#### Data provided ####
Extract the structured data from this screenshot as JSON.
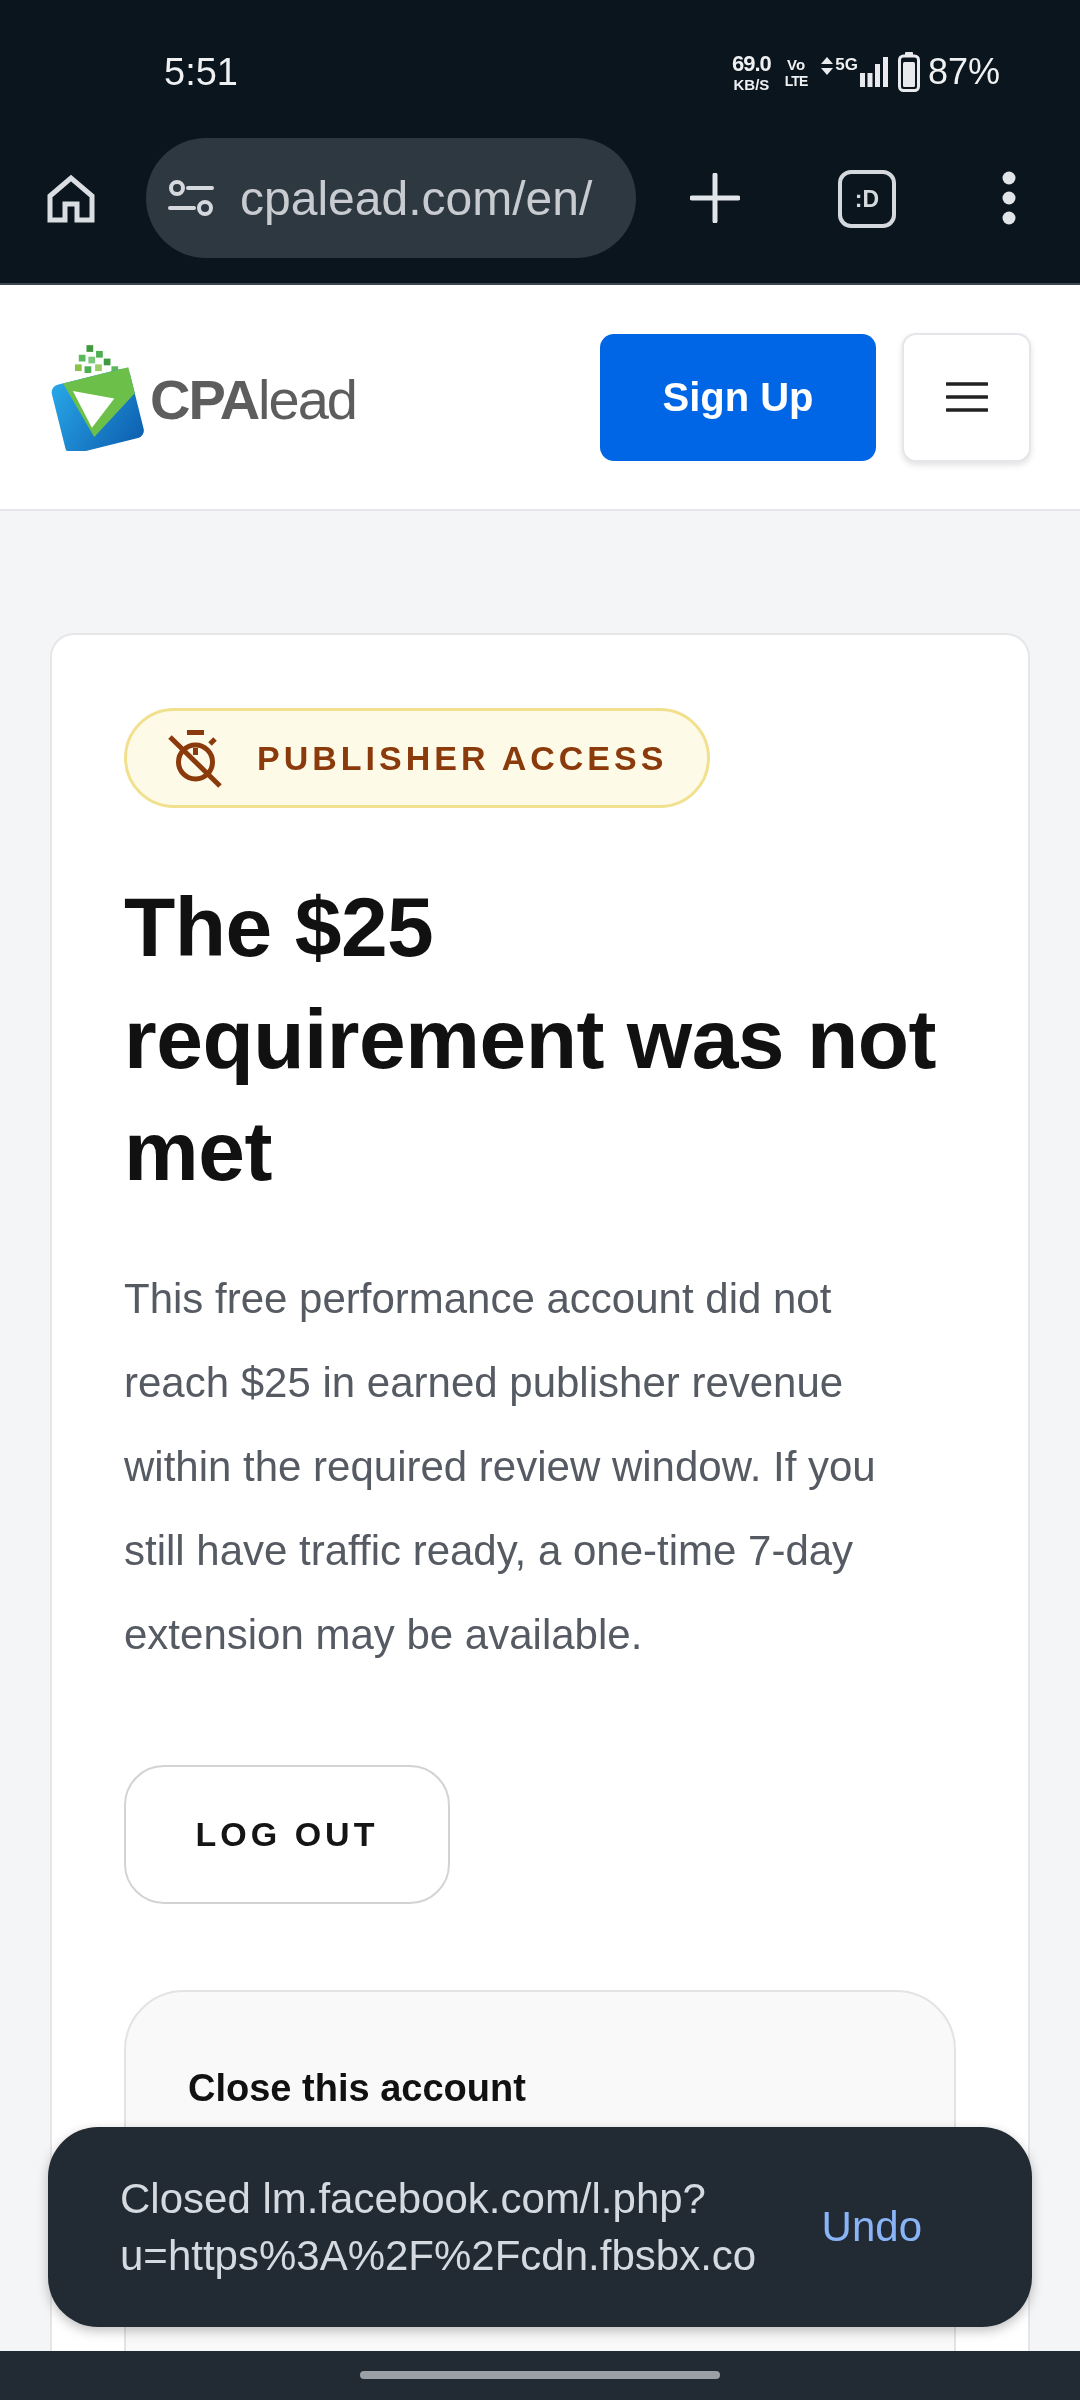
{
  "status_bar": {
    "time": "5:51",
    "speed": "69.0",
    "speed_unit": "KB/S",
    "volte": [
      "Vo",
      "LTE"
    ],
    "network": "5G",
    "battery": "87%"
  },
  "browser_toolbar": {
    "url": "cpalead.com/en/",
    "tab_switcher": ":D"
  },
  "header": {
    "logo": "**CPA**lead",
    "sign_up": "Sign Up"
  },
  "card": {
    "badge": "PUBLISHER ACCESS",
    "title_lines": [
      "The $25",
      "requirement was not",
      "met"
    ],
    "body": "This free performance account did not reach $25 in earned publisher revenue within the required review window. If you still have traffic ready, a one-time 7-day extension may be available.",
    "log_out": "LOG OUT",
    "close_section": {
      "title": "Close this account"
    }
  },
  "snackbar": {
    "message_lines": [
      "Closed lm.facebook.com/l.php?",
      "u=https%3A%2F%2Fcdn.fbsbx.co"
    ],
    "action": "Undo"
  }
}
####
Directions for this task
Repeat the full listing above exactly, with no pictures in the copy.

Task solution
Extract the structured data from this screenshot as JSON.
{
  "status_bar": {
    "time": "5:51",
    "speed": "69.0",
    "speed_unit": "KB/S",
    "volte": [
      "Vo",
      "LTE"
    ],
    "network": "5G",
    "battery": "87%"
  },
  "browser_toolbar": {
    "url": "cpalead.com/en/",
    "tab_switcher": ":D"
  },
  "header": {
    "logo": "**CPA**lead",
    "sign_up": "Sign Up"
  },
  "card": {
    "badge": "PUBLISHER ACCESS",
    "title_lines": [
      "The $25",
      "requirement was not",
      "met"
    ],
    "body": "This free performance account did not reach $25 in earned publisher revenue within the required review window. If you still have traffic ready, a one-time 7-day extension may be available.",
    "log_out": "LOG OUT",
    "close_section": {
      "title": "Close this account"
    }
  },
  "snackbar": {
    "message_lines": [
      "Closed lm.facebook.com/l.php?",
      "u=https%3A%2F%2Fcdn.fbsbx.co"
    ],
    "action": "Undo"
  }
}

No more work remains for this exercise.